Return only the number of lines holding the word "median".
· · · · ·
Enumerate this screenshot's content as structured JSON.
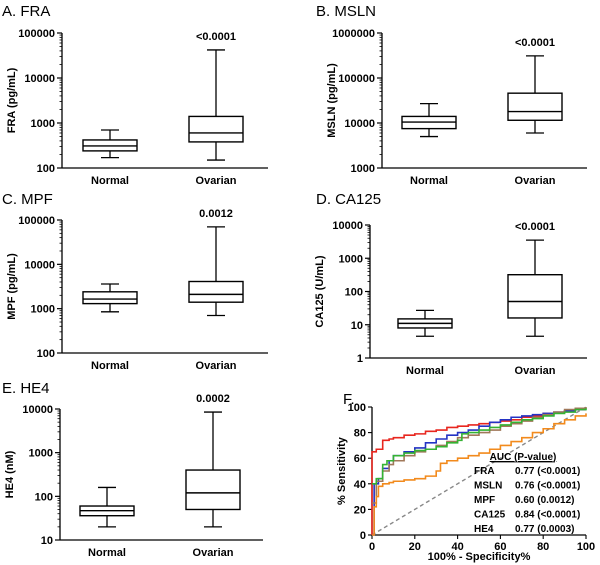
{
  "chart_data": [
    {
      "id": "A",
      "type": "boxplot",
      "title": "A. FRA",
      "ylabel": "FRA (pg/mL)",
      "yscale": "log",
      "ylim": [
        100,
        100000
      ],
      "yticks": [
        100,
        1000,
        10000,
        100000
      ],
      "ytick_labels": [
        "100",
        "1000",
        "10000",
        "100000"
      ],
      "categories": [
        "Normal",
        "Ovarian"
      ],
      "pvalue": "<0.0001",
      "boxes": [
        {
          "min": 170,
          "q1": 240,
          "median": 310,
          "q3": 420,
          "max": 700
        },
        {
          "min": 150,
          "q1": 380,
          "median": 600,
          "q3": 1400,
          "max": 42000
        }
      ]
    },
    {
      "id": "B",
      "type": "boxplot",
      "title": "B. MSLN",
      "ylabel": "MSLN (pg/mL)",
      "yscale": "log",
      "ylim": [
        1000,
        1000000
      ],
      "yticks": [
        1000,
        10000,
        100000,
        1000000
      ],
      "ytick_labels": [
        "1000",
        "10000",
        "100000",
        "1000000"
      ],
      "categories": [
        "Normal",
        "Ovarian"
      ],
      "pvalue": "<0.0001",
      "boxes": [
        {
          "min": 5000,
          "q1": 7500,
          "median": 10500,
          "q3": 14000,
          "max": 27000
        },
        {
          "min": 6000,
          "q1": 11500,
          "median": 18000,
          "q3": 46000,
          "max": 310000
        }
      ]
    },
    {
      "id": "C",
      "type": "boxplot",
      "title": "C. MPF",
      "ylabel": "MPF (pg/mL)",
      "yscale": "log",
      "ylim": [
        100,
        100000
      ],
      "yticks": [
        100,
        1000,
        10000,
        100000
      ],
      "ytick_labels": [
        "100",
        "1000",
        "10000",
        "100000"
      ],
      "categories": [
        "Normal",
        "Ovarian"
      ],
      "pvalue": "0.0012",
      "boxes": [
        {
          "min": 850,
          "q1": 1300,
          "median": 1650,
          "q3": 2400,
          "max": 3600
        },
        {
          "min": 700,
          "q1": 1400,
          "median": 2100,
          "q3": 4100,
          "max": 70000
        }
      ]
    },
    {
      "id": "D",
      "type": "boxplot",
      "title": "D. CA125",
      "ylabel": "CA125 (U/mL)",
      "yscale": "log",
      "ylim": [
        1,
        10000
      ],
      "yticks": [
        1,
        10,
        100,
        1000,
        10000
      ],
      "ytick_labels": [
        "1",
        "10",
        "100",
        "1000",
        "10000"
      ],
      "categories": [
        "Normal",
        "Ovarian"
      ],
      "pvalue": "<0.0001",
      "boxes": [
        {
          "min": 4.5,
          "q1": 8,
          "median": 11,
          "q3": 15,
          "max": 27
        },
        {
          "min": 4.5,
          "q1": 16,
          "median": 50,
          "q3": 320,
          "max": 3500
        }
      ]
    },
    {
      "id": "E",
      "type": "boxplot",
      "title": "E. HE4",
      "ylabel": "HE4 (nM)",
      "yscale": "log",
      "ylim": [
        10,
        10000
      ],
      "yticks": [
        10,
        100,
        1000,
        10000
      ],
      "ytick_labels": [
        "10",
        "100",
        "1000",
        "10000"
      ],
      "categories": [
        "Normal",
        "Ovarian"
      ],
      "pvalue": "0.0002",
      "boxes": [
        {
          "min": 20,
          "q1": 36,
          "median": 47,
          "q3": 60,
          "max": 160
        },
        {
          "min": 20,
          "q1": 50,
          "median": 120,
          "q3": 400,
          "max": 8500
        }
      ]
    },
    {
      "id": "F",
      "type": "line",
      "title": "F.",
      "xlabel": "100% - Specificity%",
      "ylabel": "% Sensitivity",
      "xlim": [
        0,
        100
      ],
      "ylim": [
        0,
        100
      ],
      "xticks": [
        0,
        20,
        40,
        60,
        80,
        100
      ],
      "yticks": [
        0,
        20,
        40,
        60,
        80,
        100
      ],
      "legend_title": "AUC (P-value)",
      "reference_line": {
        "x": [
          0,
          100
        ],
        "y": [
          0,
          100
        ],
        "color": "#888888"
      },
      "series": [
        {
          "name": "FRA",
          "auc": "0.77 (<0.0001)",
          "color": "#e8261e",
          "x": [
            0,
            0,
            2,
            2,
            5,
            5,
            8,
            10,
            15,
            20,
            25,
            30,
            35,
            40,
            45,
            50,
            55,
            60,
            65,
            70,
            75,
            80,
            85,
            90,
            95,
            100
          ],
          "y": [
            0,
            65,
            65,
            67,
            67,
            74,
            75,
            76,
            78,
            79,
            81,
            82,
            84,
            85,
            86,
            87,
            88,
            89,
            90,
            92,
            93,
            95,
            96,
            97,
            98,
            98
          ]
        },
        {
          "name": "MSLN",
          "auc": "0.76 (<0.0001)",
          "color": "#2433c4",
          "x": [
            0,
            1,
            1,
            3,
            5,
            8,
            10,
            15,
            20,
            25,
            30,
            35,
            40,
            45,
            50,
            55,
            60,
            65,
            70,
            75,
            80,
            85,
            90,
            95,
            100
          ],
          "y": [
            0,
            0,
            40,
            44,
            52,
            58,
            62,
            65,
            68,
            72,
            75,
            78,
            80,
            82,
            85,
            88,
            90,
            92,
            93,
            94,
            95,
            96,
            97,
            98,
            98
          ]
        },
        {
          "name": "MPF",
          "auc": "0.60 (0.0012)",
          "color": "#a0785a",
          "x": [
            0,
            2,
            5,
            8,
            10,
            15,
            20,
            25,
            30,
            35,
            40,
            45,
            50,
            55,
            60,
            65,
            70,
            75,
            80,
            85,
            90,
            95,
            100
          ],
          "y": [
            25,
            42,
            50,
            55,
            58,
            62,
            65,
            67,
            70,
            73,
            76,
            78,
            80,
            82,
            85,
            87,
            89,
            92,
            94,
            96,
            98,
            99,
            100
          ]
        },
        {
          "name": "CA125",
          "auc": "0.84 (<0.0001)",
          "color": "#35b233",
          "x": [
            0,
            2,
            5,
            7,
            10,
            15,
            20,
            25,
            30,
            35,
            40,
            42,
            45,
            50,
            55,
            60,
            65,
            70,
            75,
            80,
            85,
            90,
            95,
            100
          ],
          "y": [
            40,
            44,
            55,
            58,
            62,
            64,
            66,
            67,
            69,
            72,
            74,
            79,
            80,
            82,
            84,
            86,
            88,
            90,
            91,
            93,
            95,
            96,
            98,
            99
          ]
        },
        {
          "name": "HE4",
          "auc": "0.77 (0.0003)",
          "color": "#f28a1c",
          "x": [
            0,
            1,
            2,
            3,
            5,
            8,
            10,
            15,
            20,
            25,
            30,
            32,
            35,
            40,
            45,
            50,
            55,
            60,
            65,
            70,
            75,
            80,
            85,
            90,
            95,
            100
          ],
          "y": [
            0,
            22,
            30,
            38,
            40,
            41,
            42,
            43,
            44,
            46,
            50,
            56,
            58,
            60,
            62,
            64,
            67,
            70,
            73,
            76,
            80,
            83,
            87,
            90,
            93,
            95
          ]
        }
      ]
    }
  ]
}
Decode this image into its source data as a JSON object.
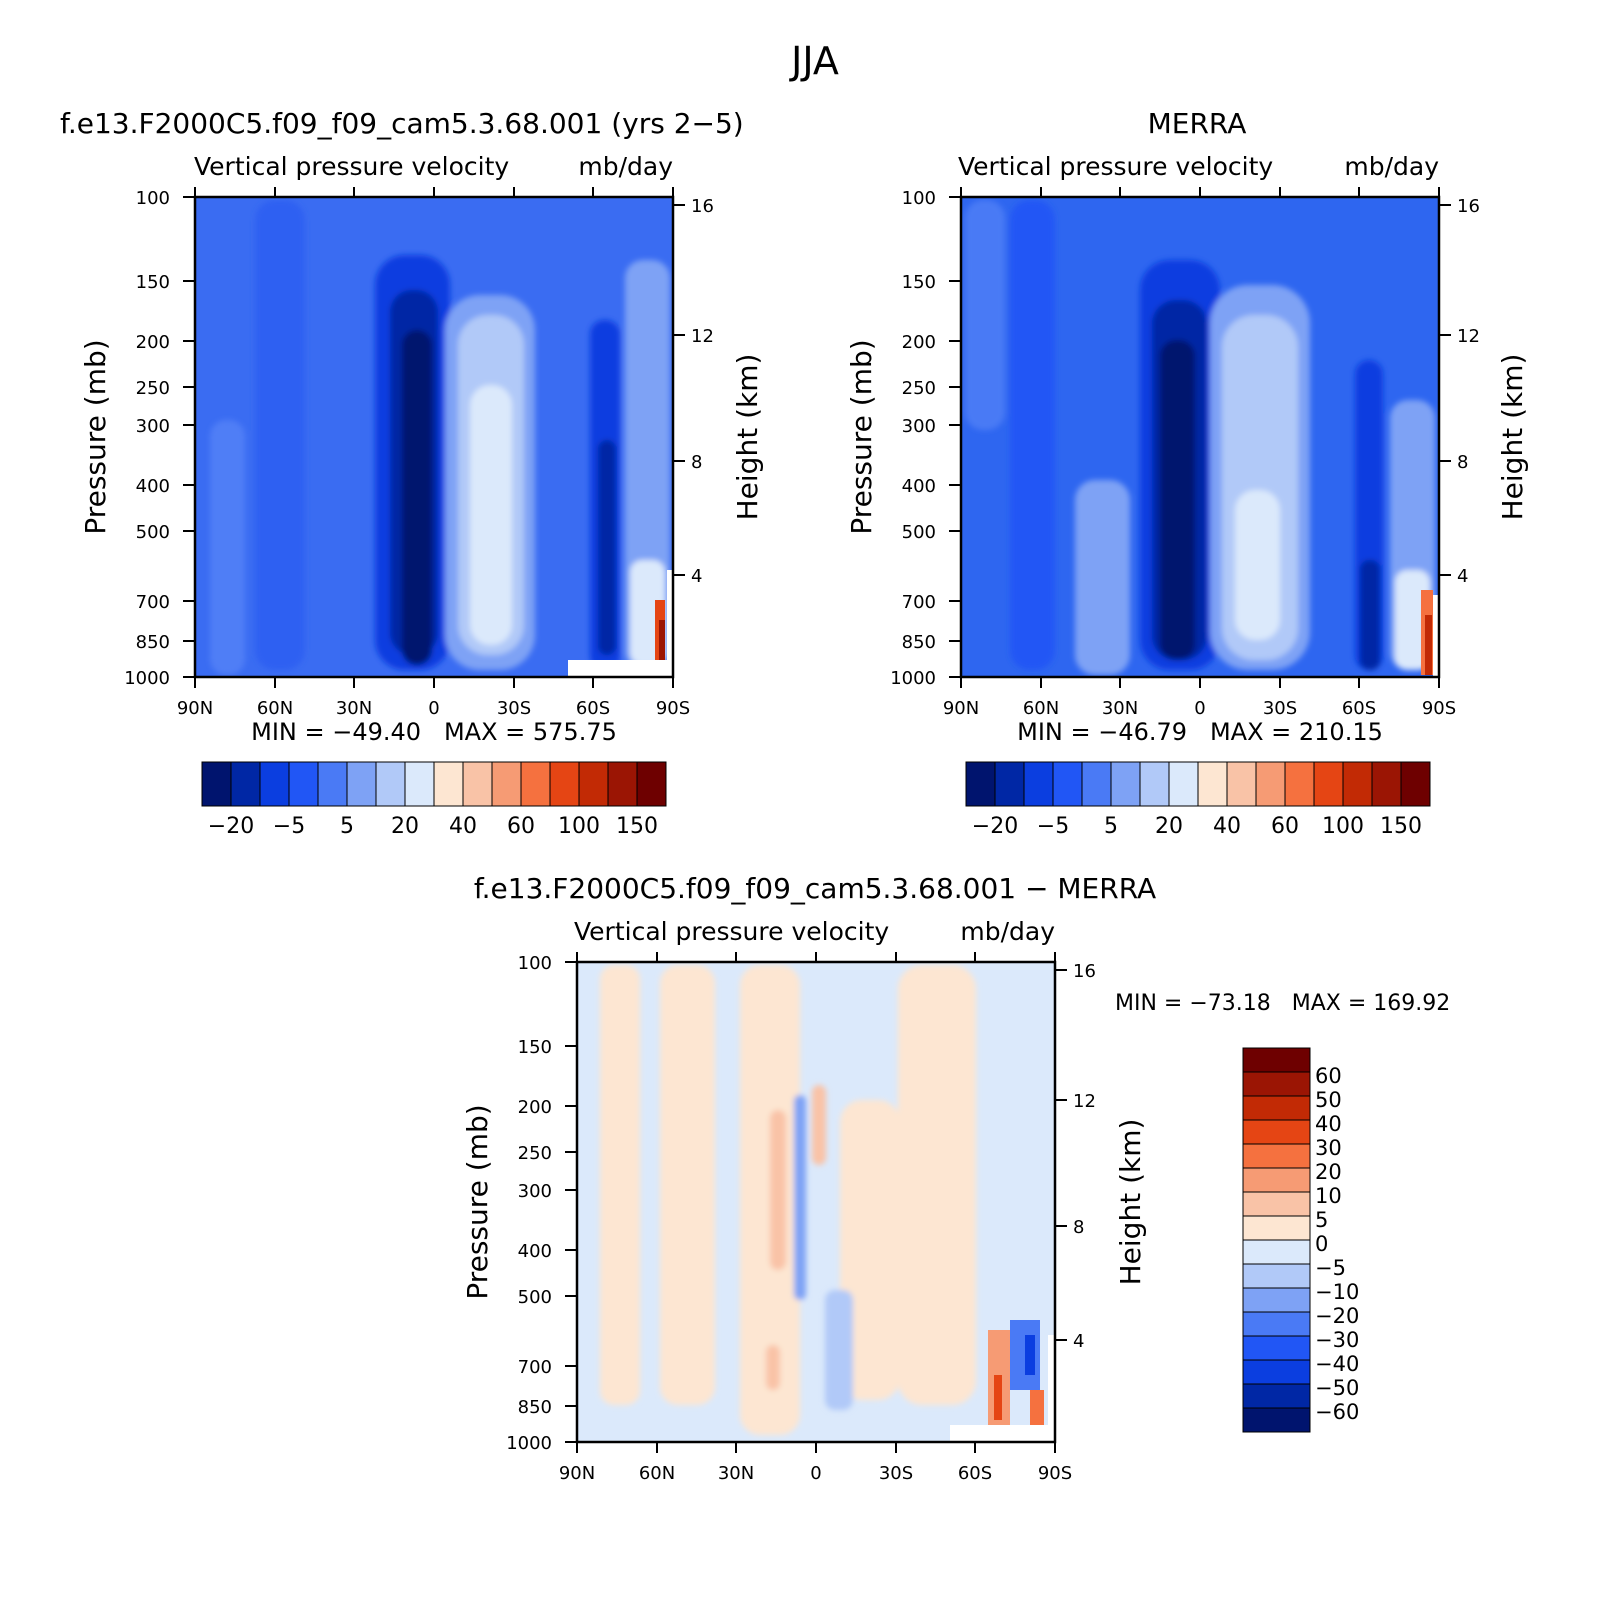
{
  "figure": {
    "title": "JJA"
  },
  "chart_data": [
    {
      "type": "heatmap",
      "title": "f.e13.F2000C5.f09_f09_cam5.3.68.001 (yrs 2−5)",
      "subtitle_left": "Vertical pressure velocity",
      "subtitle_right": "mb/day",
      "ylabel": "Pressure (mb)",
      "y2label": "Height (km)",
      "xticks": [
        "90N",
        "60N",
        "30N",
        "0",
        "30S",
        "60S",
        "90S"
      ],
      "yticks": [
        100,
        150,
        200,
        250,
        300,
        400,
        500,
        700,
        850,
        1000
      ],
      "y2ticks": [
        16,
        12,
        8,
        4
      ],
      "ylim": [
        1000,
        100
      ],
      "stats": "MIN = −49.40   MAX = 575.75",
      "min": -49.4,
      "max": 575.75,
      "colorbar_labels": [
        "−20",
        "−5",
        "5",
        "20",
        "40",
        "60",
        "100",
        "150"
      ]
    },
    {
      "type": "heatmap",
      "title": "MERRA",
      "subtitle_left": "Vertical pressure velocity",
      "subtitle_right": "mb/day",
      "ylabel": "Pressure (mb)",
      "y2label": "Height (km)",
      "xticks": [
        "90N",
        "60N",
        "30N",
        "0",
        "30S",
        "60S",
        "90S"
      ],
      "yticks": [
        100,
        150,
        200,
        250,
        300,
        400,
        500,
        700,
        850,
        1000
      ],
      "y2ticks": [
        16,
        12,
        8,
        4
      ],
      "ylim": [
        1000,
        100
      ],
      "stats": "MIN = −46.79   MAX = 210.15",
      "min": -46.79,
      "max": 210.15,
      "colorbar_labels": [
        "−20",
        "−5",
        "5",
        "20",
        "40",
        "60",
        "100",
        "150"
      ]
    },
    {
      "type": "heatmap",
      "title": "f.e13.F2000C5.f09_f09_cam5.3.68.001 − MERRA",
      "subtitle_left": "Vertical pressure velocity",
      "subtitle_right": "mb/day",
      "ylabel": "Pressure (mb)",
      "y2label": "Height (km)",
      "xticks": [
        "90N",
        "60N",
        "30N",
        "0",
        "30S",
        "60S",
        "90S"
      ],
      "yticks": [
        100,
        150,
        200,
        250,
        300,
        400,
        500,
        700,
        850,
        1000
      ],
      "y2ticks": [
        16,
        12,
        8,
        4
      ],
      "ylim": [
        1000,
        100
      ],
      "stats": "MIN = −73.18   MAX = 169.92",
      "min": -73.18,
      "max": 169.92,
      "colorbar_labels": [
        "60",
        "50",
        "40",
        "30",
        "20",
        "10",
        "5",
        "0",
        "−5",
        "−10",
        "−20",
        "−30",
        "−40",
        "−50",
        "−60"
      ]
    }
  ],
  "colors": {
    "scale": [
      "#00146e",
      "#0027a5",
      "#0b3ee0",
      "#2156f5",
      "#4a7af5",
      "#7ea2f5",
      "#b1c9f8",
      "#dbe9fb",
      "#fde6d2",
      "#f9c3a7",
      "#f69b74",
      "#f5713f",
      "#e54514",
      "#c22a05",
      "#9b1504",
      "#6e0000"
    ],
    "bg_ctrl": "#2e66f0",
    "bg_diff": "#dbe9fb"
  }
}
· · · · ·
*Task result*
10